Goal
Keep only the lines of the data below that contain "licenses", and copy them.

---

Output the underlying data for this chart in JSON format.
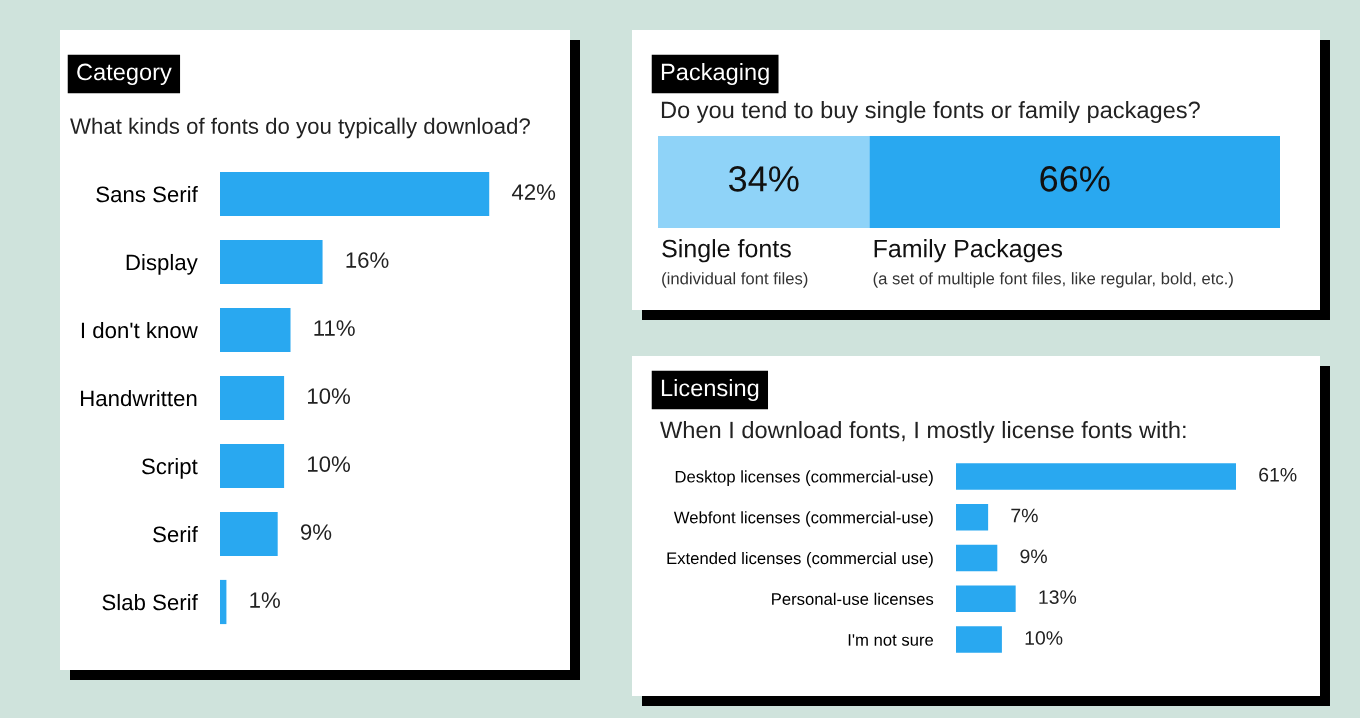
{
  "chart_data": [
    {
      "type": "bar",
      "orientation": "horizontal",
      "title": "Category",
      "subtitle": "What kinds of fonts do you typically download?",
      "categories": [
        "Sans Serif",
        "Display",
        "I don't know",
        "Handwritten",
        "Script",
        "Serif",
        "Slab Serif"
      ],
      "values": [
        42,
        16,
        11,
        10,
        10,
        9,
        1
      ],
      "value_labels": [
        "42%",
        "16%",
        "11%",
        "10%",
        "10%",
        "9%",
        "1%"
      ],
      "color": "#29a8f0"
    },
    {
      "type": "bar",
      "orientation": "horizontal",
      "stacked": true,
      "title": "Packaging",
      "subtitle": "Do you tend to buy single fonts or family packages?",
      "categories": [
        null
      ],
      "series": [
        {
          "name": "Single fonts",
          "color": "#8fd3f8",
          "values": [
            34
          ],
          "value_labels": [
            "34%"
          ]
        },
        {
          "name": "Family Packages",
          "color": "#29a8f0",
          "values": [
            66
          ],
          "value_labels": [
            "66%"
          ]
        }
      ],
      "annotations": [
        "(individual font files)",
        "(a set of multiple font files, like regular, bold, etc.)"
      ]
    },
    {
      "type": "bar",
      "orientation": "horizontal",
      "title": "Licensing",
      "subtitle": "When I download fonts, I mostly license fonts with:",
      "categories": [
        "Desktop licenses (commercial-use)",
        "Webfont licenses (commercial-use)",
        "Extended licenses (commercial use)",
        "Personal-use licenses",
        "I'm not sure"
      ],
      "values": [
        61,
        7,
        9,
        13,
        10
      ],
      "value_labels": [
        "61%",
        "7%",
        "9%",
        "13%",
        "10%"
      ],
      "color": "#29a8f0"
    }
  ]
}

---

Exercise answer
        "Desktop licenses (commercial-use)",
        "Webfont licenses (commercial-use)",
        "Extended licenses (commercial use)",
        "Personal-use licenses",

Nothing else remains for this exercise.